__BRIEF__. Exactly reproduce each line of the listing that follows.

(Chart and figure data)

--- start ---

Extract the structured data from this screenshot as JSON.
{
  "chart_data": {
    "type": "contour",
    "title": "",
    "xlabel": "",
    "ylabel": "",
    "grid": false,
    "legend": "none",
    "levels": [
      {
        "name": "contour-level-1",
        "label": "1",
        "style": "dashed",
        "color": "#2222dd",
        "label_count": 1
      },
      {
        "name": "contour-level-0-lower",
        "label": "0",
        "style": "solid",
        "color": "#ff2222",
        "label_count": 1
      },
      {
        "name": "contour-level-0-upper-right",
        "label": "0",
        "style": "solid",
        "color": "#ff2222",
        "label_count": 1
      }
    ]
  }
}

--- end ---

__COMPLETE OUTPUT__.
Extract the structured data from this screenshot as JSON.
{
  "chart_data": {
    "type": "contour",
    "title": "",
    "xlabel": "",
    "ylabel": "",
    "grid": false,
    "legend": "none",
    "levels": [
      {
        "name": "contour-level-1",
        "label": "1",
        "style": "dashed",
        "color": "#2222dd",
        "label_count": 1
      },
      {
        "name": "contour-level-0-lower",
        "label": "0",
        "style": "solid",
        "color": "#ff2222",
        "label_count": 1
      },
      {
        "name": "contour-level-0-upper-right",
        "label": "0",
        "style": "solid",
        "color": "#ff2222",
        "label_count": 1
      }
    ]
  }
}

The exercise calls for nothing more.